# DATA SHOWN
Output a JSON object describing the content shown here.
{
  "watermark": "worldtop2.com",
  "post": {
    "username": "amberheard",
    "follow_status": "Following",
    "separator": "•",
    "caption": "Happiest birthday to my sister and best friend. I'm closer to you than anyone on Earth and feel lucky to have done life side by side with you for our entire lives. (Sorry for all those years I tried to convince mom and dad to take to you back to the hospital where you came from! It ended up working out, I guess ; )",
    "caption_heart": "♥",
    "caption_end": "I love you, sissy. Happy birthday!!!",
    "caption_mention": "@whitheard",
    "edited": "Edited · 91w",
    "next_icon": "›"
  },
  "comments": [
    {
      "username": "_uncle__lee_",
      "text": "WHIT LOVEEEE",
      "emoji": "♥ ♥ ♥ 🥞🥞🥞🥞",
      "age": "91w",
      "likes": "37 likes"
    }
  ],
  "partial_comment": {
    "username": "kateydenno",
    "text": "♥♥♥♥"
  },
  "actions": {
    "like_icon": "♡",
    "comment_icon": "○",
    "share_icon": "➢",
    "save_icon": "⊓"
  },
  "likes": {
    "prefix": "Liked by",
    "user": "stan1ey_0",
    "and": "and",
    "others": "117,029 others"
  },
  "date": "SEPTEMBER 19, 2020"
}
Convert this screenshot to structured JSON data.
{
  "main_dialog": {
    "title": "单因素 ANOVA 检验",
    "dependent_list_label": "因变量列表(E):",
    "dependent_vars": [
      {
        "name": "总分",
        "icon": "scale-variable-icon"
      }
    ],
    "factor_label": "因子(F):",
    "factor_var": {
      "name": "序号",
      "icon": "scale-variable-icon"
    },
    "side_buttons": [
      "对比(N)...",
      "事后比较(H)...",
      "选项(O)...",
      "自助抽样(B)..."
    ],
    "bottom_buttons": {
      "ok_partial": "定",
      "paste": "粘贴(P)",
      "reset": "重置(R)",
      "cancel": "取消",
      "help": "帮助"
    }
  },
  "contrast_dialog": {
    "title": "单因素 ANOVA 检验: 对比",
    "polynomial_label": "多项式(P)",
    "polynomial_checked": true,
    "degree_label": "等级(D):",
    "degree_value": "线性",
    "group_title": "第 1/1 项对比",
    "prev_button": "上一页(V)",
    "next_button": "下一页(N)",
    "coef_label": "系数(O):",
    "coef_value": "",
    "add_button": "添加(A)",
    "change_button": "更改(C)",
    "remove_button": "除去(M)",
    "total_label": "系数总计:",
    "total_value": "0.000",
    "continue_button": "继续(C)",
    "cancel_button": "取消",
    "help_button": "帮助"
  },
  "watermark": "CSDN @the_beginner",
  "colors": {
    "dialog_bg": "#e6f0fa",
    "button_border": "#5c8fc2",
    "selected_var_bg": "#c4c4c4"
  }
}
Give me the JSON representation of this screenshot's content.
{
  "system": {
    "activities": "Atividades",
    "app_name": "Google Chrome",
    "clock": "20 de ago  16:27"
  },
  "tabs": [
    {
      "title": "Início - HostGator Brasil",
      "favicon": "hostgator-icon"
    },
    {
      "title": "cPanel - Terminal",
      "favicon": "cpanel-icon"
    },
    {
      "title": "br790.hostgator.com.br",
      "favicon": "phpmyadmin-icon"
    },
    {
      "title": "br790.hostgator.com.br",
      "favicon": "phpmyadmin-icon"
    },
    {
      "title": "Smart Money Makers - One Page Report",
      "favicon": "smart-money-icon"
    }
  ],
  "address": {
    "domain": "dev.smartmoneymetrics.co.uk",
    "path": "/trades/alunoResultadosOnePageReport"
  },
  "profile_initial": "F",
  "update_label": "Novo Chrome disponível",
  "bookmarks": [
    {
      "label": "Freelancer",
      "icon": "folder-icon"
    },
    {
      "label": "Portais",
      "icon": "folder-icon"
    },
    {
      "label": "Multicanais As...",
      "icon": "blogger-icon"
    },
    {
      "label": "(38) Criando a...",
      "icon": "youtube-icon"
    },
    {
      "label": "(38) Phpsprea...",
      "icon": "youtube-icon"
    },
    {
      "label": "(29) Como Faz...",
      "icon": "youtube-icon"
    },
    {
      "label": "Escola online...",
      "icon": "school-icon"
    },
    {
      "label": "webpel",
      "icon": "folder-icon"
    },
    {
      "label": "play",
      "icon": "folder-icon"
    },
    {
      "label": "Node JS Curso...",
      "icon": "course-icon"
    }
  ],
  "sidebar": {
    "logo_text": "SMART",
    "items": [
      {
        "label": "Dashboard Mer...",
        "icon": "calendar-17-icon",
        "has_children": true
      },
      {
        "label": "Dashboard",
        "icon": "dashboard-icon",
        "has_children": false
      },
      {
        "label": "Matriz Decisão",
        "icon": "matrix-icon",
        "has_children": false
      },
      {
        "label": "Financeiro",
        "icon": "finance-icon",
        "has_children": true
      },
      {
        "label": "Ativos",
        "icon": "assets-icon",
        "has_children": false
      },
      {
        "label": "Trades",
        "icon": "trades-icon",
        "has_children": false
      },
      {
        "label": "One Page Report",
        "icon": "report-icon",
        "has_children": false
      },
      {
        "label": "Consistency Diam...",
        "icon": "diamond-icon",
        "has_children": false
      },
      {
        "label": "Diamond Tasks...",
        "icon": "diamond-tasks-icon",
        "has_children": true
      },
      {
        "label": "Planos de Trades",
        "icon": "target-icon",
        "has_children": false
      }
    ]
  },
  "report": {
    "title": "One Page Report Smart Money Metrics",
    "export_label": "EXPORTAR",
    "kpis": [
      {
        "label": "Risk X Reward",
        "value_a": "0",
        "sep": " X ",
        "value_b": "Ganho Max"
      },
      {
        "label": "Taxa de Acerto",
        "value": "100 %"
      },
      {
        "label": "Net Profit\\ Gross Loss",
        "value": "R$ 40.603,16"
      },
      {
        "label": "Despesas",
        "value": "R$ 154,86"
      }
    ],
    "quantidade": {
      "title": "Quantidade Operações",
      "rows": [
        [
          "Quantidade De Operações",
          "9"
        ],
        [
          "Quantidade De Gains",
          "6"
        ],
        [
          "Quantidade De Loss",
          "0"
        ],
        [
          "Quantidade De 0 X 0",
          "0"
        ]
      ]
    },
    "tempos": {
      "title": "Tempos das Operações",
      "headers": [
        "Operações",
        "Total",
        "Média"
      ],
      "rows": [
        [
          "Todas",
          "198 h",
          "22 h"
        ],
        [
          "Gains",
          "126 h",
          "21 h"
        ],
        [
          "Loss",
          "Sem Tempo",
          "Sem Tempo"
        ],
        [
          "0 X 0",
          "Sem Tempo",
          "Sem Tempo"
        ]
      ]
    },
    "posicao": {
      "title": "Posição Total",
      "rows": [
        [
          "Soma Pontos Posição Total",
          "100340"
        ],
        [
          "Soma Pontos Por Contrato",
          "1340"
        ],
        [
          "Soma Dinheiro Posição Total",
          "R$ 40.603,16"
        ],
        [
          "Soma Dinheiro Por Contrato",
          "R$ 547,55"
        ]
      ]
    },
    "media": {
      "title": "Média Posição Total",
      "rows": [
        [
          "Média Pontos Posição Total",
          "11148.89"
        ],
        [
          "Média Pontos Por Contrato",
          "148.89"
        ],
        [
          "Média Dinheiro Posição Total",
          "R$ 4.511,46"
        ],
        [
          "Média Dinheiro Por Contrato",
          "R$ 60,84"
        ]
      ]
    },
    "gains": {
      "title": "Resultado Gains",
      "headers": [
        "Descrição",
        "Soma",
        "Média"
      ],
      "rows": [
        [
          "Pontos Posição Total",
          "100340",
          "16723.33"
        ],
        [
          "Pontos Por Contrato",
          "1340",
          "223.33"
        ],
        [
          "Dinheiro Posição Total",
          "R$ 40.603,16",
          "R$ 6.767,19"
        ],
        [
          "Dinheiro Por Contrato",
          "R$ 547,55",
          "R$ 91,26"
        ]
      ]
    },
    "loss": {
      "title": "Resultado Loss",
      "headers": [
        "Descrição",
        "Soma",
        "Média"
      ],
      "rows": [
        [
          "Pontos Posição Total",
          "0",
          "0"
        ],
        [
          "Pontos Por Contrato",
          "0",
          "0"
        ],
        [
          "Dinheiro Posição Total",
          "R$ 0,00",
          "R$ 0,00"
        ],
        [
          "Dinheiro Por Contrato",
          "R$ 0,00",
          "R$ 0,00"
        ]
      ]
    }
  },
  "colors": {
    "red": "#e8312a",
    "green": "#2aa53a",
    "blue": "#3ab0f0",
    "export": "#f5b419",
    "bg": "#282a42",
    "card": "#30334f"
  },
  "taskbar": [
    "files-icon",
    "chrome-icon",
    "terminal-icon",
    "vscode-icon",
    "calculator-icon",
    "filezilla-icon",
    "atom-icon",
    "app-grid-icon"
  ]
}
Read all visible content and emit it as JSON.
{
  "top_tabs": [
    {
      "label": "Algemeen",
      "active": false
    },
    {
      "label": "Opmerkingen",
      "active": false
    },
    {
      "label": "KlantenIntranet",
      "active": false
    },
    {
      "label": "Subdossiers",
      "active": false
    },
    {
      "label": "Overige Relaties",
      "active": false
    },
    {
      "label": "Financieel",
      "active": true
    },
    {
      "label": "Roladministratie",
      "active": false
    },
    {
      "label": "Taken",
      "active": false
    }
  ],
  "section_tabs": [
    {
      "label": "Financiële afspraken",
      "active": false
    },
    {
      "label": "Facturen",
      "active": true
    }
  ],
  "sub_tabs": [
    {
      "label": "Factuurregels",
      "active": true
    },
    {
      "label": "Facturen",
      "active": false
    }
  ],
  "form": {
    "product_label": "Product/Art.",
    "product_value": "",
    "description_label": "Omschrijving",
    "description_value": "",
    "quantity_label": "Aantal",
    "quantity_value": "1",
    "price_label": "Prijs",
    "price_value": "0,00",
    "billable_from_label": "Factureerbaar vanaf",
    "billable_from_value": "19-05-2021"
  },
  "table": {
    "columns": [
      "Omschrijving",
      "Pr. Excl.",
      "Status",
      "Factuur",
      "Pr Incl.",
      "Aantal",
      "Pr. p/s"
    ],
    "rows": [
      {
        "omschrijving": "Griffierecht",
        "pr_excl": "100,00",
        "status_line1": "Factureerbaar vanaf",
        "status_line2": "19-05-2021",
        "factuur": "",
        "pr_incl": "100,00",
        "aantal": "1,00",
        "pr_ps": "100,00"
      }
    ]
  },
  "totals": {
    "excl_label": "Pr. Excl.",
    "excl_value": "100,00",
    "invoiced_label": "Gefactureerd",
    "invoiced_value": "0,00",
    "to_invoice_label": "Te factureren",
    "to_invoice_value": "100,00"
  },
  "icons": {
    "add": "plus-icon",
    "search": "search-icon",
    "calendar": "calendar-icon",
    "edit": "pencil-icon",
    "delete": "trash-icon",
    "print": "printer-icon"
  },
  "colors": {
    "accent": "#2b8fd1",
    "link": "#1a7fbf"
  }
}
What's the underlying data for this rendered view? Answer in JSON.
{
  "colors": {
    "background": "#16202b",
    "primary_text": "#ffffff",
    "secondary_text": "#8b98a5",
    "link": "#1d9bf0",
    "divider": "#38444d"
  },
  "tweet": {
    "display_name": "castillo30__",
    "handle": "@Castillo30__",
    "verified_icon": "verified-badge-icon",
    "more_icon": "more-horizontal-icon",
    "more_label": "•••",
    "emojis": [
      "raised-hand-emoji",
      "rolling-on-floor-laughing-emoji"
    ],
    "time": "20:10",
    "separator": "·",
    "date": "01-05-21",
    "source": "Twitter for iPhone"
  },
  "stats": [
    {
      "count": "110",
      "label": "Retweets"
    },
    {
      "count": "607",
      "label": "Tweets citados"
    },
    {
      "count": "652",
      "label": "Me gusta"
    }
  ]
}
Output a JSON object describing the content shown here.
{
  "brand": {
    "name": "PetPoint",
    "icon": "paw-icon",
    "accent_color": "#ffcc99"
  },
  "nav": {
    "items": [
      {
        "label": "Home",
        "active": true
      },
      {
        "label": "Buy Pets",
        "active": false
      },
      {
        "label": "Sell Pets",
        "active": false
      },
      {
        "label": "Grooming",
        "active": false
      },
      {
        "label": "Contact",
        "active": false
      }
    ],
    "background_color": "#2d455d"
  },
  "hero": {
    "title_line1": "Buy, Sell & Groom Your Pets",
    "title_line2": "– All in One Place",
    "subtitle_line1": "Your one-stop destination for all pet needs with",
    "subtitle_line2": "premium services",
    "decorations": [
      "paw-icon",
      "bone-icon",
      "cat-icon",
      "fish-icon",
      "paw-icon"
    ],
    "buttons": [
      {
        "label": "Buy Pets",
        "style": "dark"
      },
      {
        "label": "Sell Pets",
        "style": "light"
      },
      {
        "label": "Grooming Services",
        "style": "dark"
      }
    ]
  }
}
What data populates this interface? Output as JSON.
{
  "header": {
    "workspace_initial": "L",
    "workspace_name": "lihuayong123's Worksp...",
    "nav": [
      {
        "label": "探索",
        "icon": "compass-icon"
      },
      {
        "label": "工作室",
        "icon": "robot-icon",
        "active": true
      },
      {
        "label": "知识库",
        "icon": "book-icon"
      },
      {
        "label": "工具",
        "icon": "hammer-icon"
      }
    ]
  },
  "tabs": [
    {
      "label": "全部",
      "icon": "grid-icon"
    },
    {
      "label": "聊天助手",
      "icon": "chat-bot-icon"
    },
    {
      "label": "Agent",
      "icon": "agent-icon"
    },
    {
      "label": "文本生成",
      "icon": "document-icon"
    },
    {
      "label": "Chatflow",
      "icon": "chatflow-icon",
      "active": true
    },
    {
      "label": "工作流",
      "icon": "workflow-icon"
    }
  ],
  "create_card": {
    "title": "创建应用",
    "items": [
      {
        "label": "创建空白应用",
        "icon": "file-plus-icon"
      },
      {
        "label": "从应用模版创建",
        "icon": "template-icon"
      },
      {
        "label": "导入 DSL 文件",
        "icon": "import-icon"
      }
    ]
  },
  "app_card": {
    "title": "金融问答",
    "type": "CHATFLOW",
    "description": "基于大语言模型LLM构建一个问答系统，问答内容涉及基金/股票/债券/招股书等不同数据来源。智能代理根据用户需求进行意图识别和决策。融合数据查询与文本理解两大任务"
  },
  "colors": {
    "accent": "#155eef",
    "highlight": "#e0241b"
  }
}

# WHAT TO DO
Collect the lines of the records that include the string "Média".

# RESULT
        "Média"
      "title": "Média Posição Total",
          "Média Pontos Posição Total",
          "Média Pontos Por Contrato",
          "Média Dinheiro Posição Total",
          "Média Dinheiro Por Contrato",
        "Média"
        "Média"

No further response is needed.